= Aim =
Which lines in the records below contain the word "From"? Copy each of them.

--- Material for this task ---

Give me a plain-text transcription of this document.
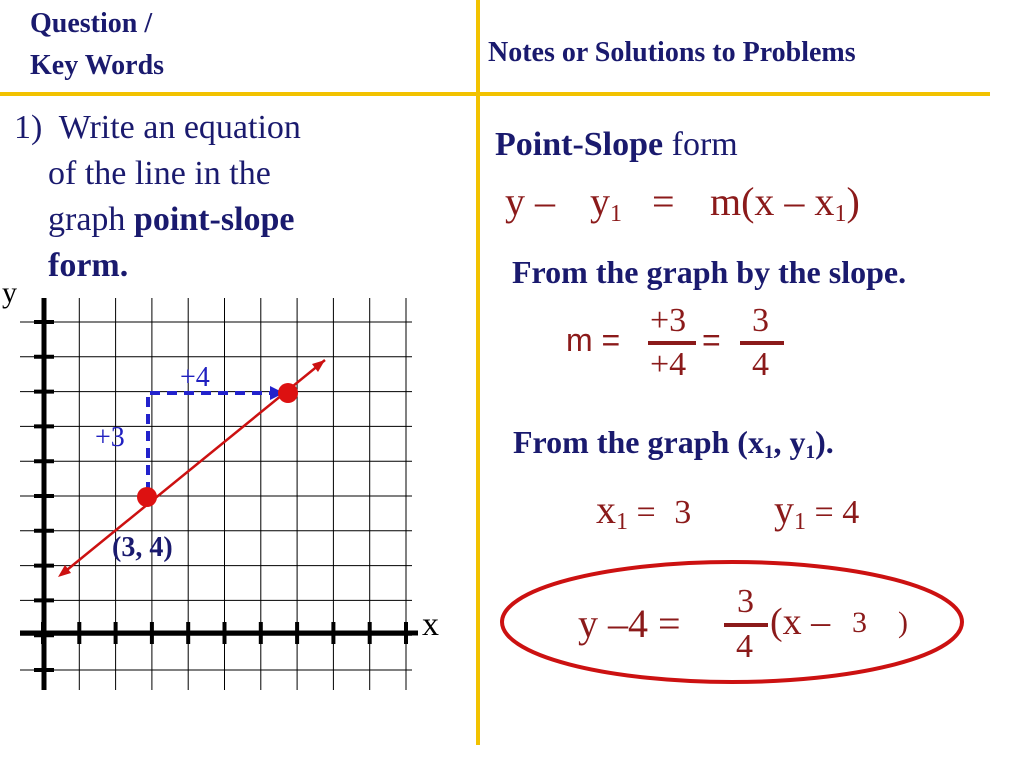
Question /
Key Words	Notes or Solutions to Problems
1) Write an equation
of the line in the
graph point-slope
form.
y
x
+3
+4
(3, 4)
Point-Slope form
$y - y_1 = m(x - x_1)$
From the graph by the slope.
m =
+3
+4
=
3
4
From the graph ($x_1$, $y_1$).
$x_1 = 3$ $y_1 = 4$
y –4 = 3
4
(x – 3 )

---
--- Material for this task ---

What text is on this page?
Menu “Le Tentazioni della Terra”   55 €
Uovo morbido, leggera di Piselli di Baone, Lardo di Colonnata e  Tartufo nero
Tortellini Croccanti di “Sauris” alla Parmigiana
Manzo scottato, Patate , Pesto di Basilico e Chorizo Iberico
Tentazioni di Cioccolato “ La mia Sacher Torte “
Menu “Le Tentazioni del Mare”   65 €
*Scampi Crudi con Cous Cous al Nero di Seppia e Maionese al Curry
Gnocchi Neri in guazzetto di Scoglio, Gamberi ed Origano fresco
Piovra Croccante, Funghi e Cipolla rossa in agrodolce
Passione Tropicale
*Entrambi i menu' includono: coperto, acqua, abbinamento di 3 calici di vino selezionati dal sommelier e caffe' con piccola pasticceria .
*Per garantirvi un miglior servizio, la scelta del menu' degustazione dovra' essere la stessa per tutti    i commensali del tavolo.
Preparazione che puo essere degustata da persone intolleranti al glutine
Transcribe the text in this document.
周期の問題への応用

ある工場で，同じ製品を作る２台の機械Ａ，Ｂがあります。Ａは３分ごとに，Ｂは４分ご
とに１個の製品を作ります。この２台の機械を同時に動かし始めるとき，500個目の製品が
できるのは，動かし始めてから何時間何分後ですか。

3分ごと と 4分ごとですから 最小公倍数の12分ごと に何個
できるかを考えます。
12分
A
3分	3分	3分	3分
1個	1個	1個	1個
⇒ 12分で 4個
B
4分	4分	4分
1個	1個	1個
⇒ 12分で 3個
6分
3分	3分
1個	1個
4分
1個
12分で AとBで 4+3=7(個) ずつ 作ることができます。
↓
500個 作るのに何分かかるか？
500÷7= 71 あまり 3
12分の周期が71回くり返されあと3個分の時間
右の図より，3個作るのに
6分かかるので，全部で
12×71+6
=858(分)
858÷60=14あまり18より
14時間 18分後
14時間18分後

---
--- Material for this task ---

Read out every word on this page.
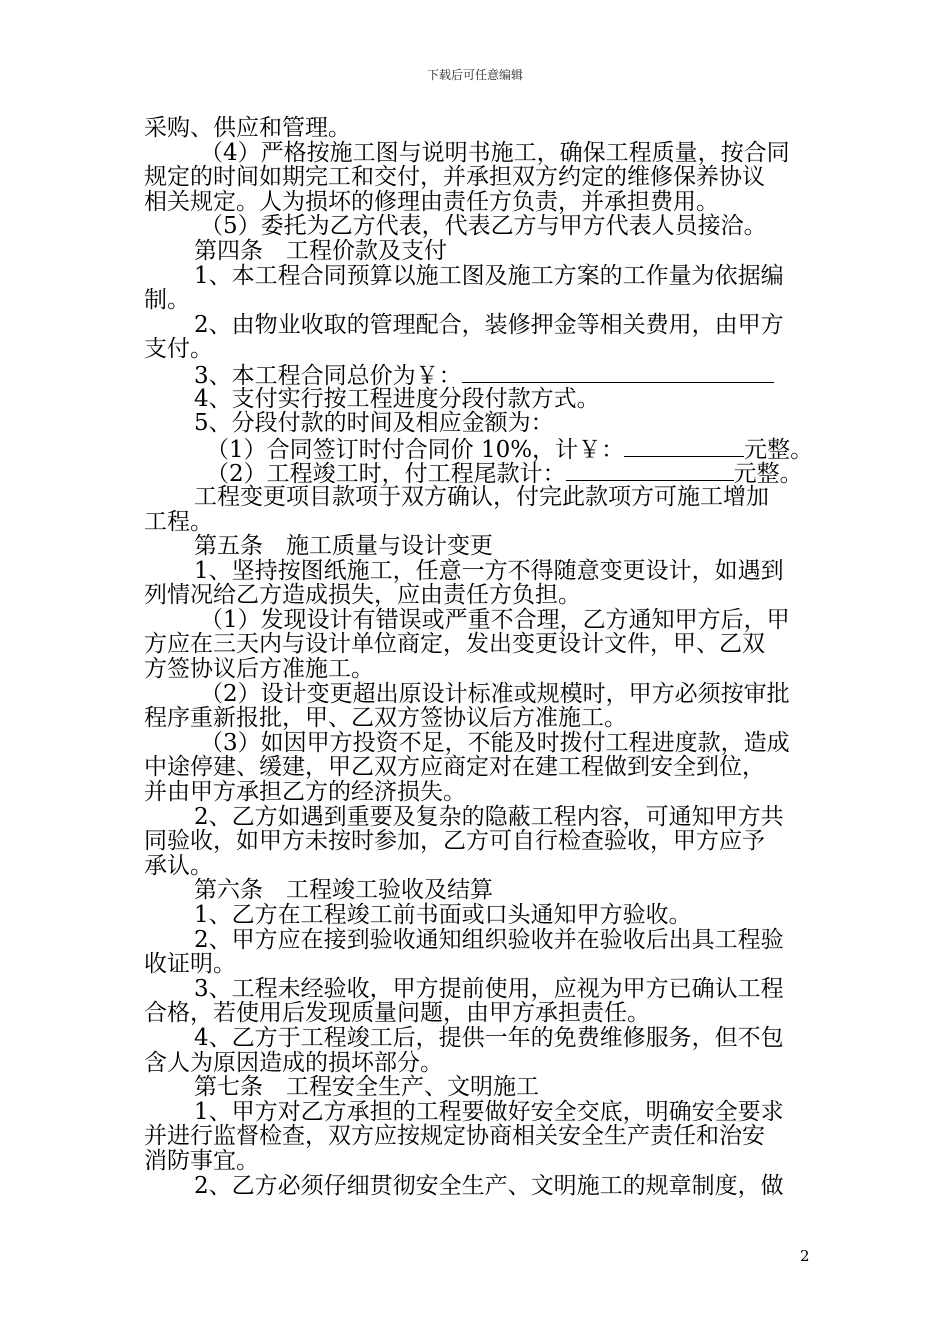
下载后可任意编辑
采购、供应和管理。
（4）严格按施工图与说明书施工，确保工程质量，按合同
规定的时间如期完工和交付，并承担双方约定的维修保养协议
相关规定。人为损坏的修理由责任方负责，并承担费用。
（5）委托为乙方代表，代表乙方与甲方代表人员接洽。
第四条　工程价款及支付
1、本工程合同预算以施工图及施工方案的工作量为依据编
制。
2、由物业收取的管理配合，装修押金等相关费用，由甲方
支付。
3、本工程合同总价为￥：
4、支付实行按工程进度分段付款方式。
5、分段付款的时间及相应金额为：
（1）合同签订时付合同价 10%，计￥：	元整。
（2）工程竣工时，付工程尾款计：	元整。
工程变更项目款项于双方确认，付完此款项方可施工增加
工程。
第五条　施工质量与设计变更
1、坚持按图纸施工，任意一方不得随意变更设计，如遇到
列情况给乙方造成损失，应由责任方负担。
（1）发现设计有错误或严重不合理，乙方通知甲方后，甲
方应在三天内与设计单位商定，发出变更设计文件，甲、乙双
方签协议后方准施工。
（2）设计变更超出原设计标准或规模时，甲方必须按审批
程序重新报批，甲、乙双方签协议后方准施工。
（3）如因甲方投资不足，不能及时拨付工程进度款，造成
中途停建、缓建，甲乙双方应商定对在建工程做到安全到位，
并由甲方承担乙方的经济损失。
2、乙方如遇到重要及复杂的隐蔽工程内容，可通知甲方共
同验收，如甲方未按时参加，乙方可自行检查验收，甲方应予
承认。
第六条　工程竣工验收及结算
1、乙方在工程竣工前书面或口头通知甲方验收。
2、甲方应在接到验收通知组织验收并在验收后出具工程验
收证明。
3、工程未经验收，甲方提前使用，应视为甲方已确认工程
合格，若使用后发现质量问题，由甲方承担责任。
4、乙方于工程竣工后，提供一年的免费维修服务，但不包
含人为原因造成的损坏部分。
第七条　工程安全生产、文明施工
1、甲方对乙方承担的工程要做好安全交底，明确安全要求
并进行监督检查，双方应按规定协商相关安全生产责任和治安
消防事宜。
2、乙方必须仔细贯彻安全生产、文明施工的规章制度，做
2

---

= Written response =
From the graph by the slope.
From the graph ($x_1$, $y_1$).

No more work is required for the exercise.